---------- Task input ----------
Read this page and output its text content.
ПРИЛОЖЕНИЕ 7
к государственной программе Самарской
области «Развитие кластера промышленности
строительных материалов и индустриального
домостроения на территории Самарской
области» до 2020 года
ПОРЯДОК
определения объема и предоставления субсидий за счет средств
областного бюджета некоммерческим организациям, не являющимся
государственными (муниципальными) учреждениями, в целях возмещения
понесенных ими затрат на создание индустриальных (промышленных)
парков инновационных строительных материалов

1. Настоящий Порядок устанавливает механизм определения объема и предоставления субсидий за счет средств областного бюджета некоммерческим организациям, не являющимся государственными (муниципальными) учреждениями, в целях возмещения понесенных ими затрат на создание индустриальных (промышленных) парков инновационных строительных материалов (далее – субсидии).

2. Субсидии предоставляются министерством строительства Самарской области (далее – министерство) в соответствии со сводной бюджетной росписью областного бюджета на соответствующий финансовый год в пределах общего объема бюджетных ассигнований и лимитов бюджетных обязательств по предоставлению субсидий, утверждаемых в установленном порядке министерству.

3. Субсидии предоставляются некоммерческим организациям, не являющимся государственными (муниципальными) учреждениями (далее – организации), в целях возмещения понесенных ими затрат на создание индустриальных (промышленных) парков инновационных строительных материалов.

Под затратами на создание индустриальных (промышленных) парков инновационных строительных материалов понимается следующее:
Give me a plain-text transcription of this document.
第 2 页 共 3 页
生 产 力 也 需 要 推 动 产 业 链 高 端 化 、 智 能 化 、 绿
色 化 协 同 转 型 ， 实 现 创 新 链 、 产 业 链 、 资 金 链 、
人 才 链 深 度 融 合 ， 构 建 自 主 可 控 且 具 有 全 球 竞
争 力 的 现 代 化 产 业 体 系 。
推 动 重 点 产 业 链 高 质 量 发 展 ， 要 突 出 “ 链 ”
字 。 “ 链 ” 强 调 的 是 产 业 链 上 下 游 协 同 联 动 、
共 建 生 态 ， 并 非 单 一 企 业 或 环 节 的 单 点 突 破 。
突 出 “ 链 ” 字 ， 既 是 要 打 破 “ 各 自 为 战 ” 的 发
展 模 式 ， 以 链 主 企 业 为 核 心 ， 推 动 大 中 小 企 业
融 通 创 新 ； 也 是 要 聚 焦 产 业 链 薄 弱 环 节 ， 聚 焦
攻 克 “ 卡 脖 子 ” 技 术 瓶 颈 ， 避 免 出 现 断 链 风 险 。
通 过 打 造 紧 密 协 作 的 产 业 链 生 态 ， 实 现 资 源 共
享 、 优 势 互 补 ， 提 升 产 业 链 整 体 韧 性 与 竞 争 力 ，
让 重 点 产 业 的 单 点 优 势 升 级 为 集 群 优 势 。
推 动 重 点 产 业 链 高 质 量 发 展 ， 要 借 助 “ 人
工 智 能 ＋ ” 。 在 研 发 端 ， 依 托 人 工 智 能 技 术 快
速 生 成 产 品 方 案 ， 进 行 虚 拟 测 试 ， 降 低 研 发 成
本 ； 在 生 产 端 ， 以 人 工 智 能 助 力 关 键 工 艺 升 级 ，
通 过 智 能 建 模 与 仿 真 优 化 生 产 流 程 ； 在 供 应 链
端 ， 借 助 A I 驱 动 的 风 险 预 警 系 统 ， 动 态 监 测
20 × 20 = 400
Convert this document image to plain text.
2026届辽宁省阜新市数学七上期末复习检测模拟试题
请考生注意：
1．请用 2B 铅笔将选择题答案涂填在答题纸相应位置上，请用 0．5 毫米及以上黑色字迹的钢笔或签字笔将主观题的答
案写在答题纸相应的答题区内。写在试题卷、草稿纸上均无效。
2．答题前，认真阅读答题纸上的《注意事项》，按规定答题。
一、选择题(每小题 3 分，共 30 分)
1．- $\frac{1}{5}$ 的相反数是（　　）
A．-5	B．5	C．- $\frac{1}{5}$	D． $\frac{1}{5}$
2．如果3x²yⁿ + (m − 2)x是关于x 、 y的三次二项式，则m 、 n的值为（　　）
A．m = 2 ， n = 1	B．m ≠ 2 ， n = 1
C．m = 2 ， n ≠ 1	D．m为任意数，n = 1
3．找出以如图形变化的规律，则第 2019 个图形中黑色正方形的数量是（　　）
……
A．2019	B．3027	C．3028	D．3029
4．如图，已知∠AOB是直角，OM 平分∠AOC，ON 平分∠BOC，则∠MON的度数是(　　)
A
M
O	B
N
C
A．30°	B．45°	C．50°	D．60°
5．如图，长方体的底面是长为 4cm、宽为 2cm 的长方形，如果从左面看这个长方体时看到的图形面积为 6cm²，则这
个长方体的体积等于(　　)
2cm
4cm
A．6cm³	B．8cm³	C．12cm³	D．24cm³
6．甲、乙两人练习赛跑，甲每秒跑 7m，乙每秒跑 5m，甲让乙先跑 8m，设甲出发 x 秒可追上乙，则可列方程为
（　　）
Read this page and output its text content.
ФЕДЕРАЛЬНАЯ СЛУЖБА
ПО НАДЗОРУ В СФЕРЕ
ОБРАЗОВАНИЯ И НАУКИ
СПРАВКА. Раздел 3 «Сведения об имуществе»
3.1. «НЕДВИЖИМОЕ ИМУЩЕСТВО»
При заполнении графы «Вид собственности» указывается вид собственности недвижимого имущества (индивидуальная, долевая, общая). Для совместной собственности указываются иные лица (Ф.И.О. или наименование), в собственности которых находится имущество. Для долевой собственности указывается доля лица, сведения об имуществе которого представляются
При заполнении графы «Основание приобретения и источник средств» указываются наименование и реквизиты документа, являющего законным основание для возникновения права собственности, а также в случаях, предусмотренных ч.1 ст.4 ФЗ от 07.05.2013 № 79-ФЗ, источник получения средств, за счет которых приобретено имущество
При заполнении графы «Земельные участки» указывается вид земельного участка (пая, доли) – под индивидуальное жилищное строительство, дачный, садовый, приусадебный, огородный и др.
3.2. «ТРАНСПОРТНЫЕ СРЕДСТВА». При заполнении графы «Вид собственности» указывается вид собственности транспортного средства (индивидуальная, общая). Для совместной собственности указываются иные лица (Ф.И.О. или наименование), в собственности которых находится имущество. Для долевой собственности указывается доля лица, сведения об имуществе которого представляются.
----------
_Problem statement_
Every line above should be printed again exactly as it stands.

_Answer for the task_
Read this page and output its text content.
ПРИЛОЖЕНИЕ 7
к государственной программе Самарской
области «Развитие кластера промышленности
строительных материалов и индустриального
домостроения на территории Самарской
области» до 2020 года
ПОРЯДОК
определения объема и предоставления субсидий за счет средств
областного бюджета некоммерческим организациям, не являющимся
государственными (муниципальными) учреждениями, в целях возмещения
понесенных ими затрат на создание индустриальных (промышленных)
парков инновационных строительных материалов

1. Настоящий Порядок устанавливает механизм определения объема и предоставления субсидий за счет средств областного бюджета некоммерческим организациям, не являющимся государственными (муниципальными) учреждениями, в целях возмещения понесенных ими затрат на создание индустриальных (промышленных) парков инновационных строительных материалов (далее – субсидии).

2. Субсидии предоставляются министерством строительства Самарской области (далее – министерство) в соответствии со сводной бюджетной росписью областного бюджета на соответствующий финансовый год в пределах общего объема бюджетных ассигнований и лимитов бюджетных обязательств по предоставлению субсидий, утверждаемых в установленном порядке министерству.

3. Субсидии предоставляются некоммерческим организациям, не являющимся государственными (муниципальными) учреждениями (далее – организации), в целях возмещения понесенных ими затрат на создание индустриальных (промышленных) парков инновационных строительных материалов.

Под затратами на создание индустриальных (промышленных) парков инновационных строительных материалов понимается следующее:
Give me a plain-text transcription of this document.
第 2 页 共 3 页
生 产 力 也 需 要 推 动 产 业 链 高 端 化 、 智 能 化 、 绿
色 化 协 同 转 型 ， 实 现 创 新 链 、 产 业 链 、 资 金 链 、
人 才 链 深 度 融 合 ， 构 建 自 主 可 控 且 具 有 全 球 竞
争 力 的 现 代 化 产 业 体 系 。
推 动 重 点 产 业 链 高 质 量 发 展 ， 要 突 出 “ 链 ”
字 。 “ 链 ” 强 调 的 是 产 业 链 上 下 游 协 同 联 动 、
共 建 生 态 ， 并 非 单 一 企 业 或 环 节 的 单 点 突 破 。
突 出 “ 链 ” 字 ， 既 是 要 打 破 “ 各 自 为 战 ” 的 发
展 模 式 ， 以 链 主 企 业 为 核 心 ， 推 动 大 中 小 企 业
融 通 创 新 ； 也 是 要 聚 焦 产 业 链 薄 弱 环 节 ， 聚 焦
攻 克 “ 卡 脖 子 ” 技 术 瓶 颈 ， 避 免 出 现 断 链 风 险 。
通 过 打 造 紧 密 协 作 的 产 业 链 生 态 ， 实 现 资 源 共
享 、 优 势 互 补 ， 提 升 产 业 链 整 体 韧 性 与 竞 争 力 ，
让 重 点 产 业 的 单 点 优 势 升 级 为 集 群 优 势 。
推 动 重 点 产 业 链 高 质 量 发 展 ， 要 借 助 “ 人
工 智 能 ＋ ” 。 在 研 发 端 ， 依 托 人 工 智 能 技 术 快
速 生 成 产 品 方 案 ， 进 行 虚 拟 测 试 ， 降 低 研 发 成
本 ； 在 生 产 端 ， 以 人 工 智 能 助 力 关 键 工 艺 升 级 ，
通 过 智 能 建 模 与 仿 真 优 化 生 产 流 程 ； 在 供 应 链
端 ， 借 助 A I 驱 动 的 风 险 预 警 系 统 ， 动 态 监 测
20 × 20 = 400
Convert this document image to plain text.
2026届辽宁省阜新市数学七上期末复习检测模拟试题
请考生注意：
1．请用 2B 铅笔将选择题答案涂填在答题纸相应位置上，请用 0．5 毫米及以上黑色字迹的钢笔或签字笔将主观题的答
案写在答题纸相应的答题区内。写在试题卷、草稿纸上均无效。
2．答题前，认真阅读答题纸上的《注意事项》，按规定答题。
一、选择题(每小题 3 分，共 30 分)
1．- $\frac{1}{5}$ 的相反数是（　　）
A．-5	B．5	C．- $\frac{1}{5}$	D． $\frac{1}{5}$
2．如果3x²yⁿ + (m − 2)x是关于x 、 y的三次二项式，则m 、 n的值为（　　）
A．m = 2 ， n = 1	B．m ≠ 2 ， n = 1
C．m = 2 ， n ≠ 1	D．m为任意数，n = 1
3．找出以如图形变化的规律，则第 2019 个图形中黑色正方形的数量是（　　）
……
A．2019	B．3027	C．3028	D．3029
4．如图，已知∠AOB是直角，OM 平分∠AOC，ON 平分∠BOC，则∠MON的度数是(　　)
A
M
O	B
N
C
A．30°	B．45°	C．50°	D．60°
5．如图，长方体的底面是长为 4cm、宽为 2cm 的长方形，如果从左面看这个长方体时看到的图形面积为 6cm²，则这
个长方体的体积等于(　　)
2cm
4cm
A．6cm³	B．8cm³	C．12cm³	D．24cm³
6．甲、乙两人练习赛跑，甲每秒跑 7m，乙每秒跑 5m，甲让乙先跑 8m，设甲出发 x 秒可追上乙，则可列方程为
（　　）
Read this page and output its text content.
ФЕДЕРАЛЬНАЯ СЛУЖБА
ПО НАДЗОРУ В СФЕРЕ
ОБРАЗОВАНИЯ И НАУКИ
СПРАВКА. Раздел 3 «Сведения об имуществе»
3.1. «НЕДВИЖИМОЕ ИМУЩЕСТВО»
При заполнении графы «Вид собственности» указывается вид собственности недвижимого имущества (индивидуальная, долевая, общая). Для совместной собственности указываются иные лица (Ф.И.О. или наименование), в собственности которых находится имущество. Для долевой собственности указывается доля лица, сведения об имуществе которого представляются
При заполнении графы «Основание приобретения и источник средств» указываются наименование и реквизиты документа, являющего законным основание для возникновения права собственности, а также в случаях, предусмотренных ч.1 ст.4 ФЗ от 07.05.2013 № 79-ФЗ, источник получения средств, за счет которых приобретено имущество
При заполнении графы «Земельные участки» указывается вид земельного участка (пая, доли) – под индивидуальное жилищное строительство, дачный, садовый, приусадебный, огородный и др.
3.2. «ТРАНСПОРТНЫЕ СРЕДСТВА». При заполнении графы «Вид собственности» указывается вид собственности транспортного средства (индивидуальная, общая). Для совместной собственности указываются иные лица (Ф.И.О. или наименование), в собственности которых находится имущество. Для долевой собственности указывается доля лица, сведения об имуществе которого представляются.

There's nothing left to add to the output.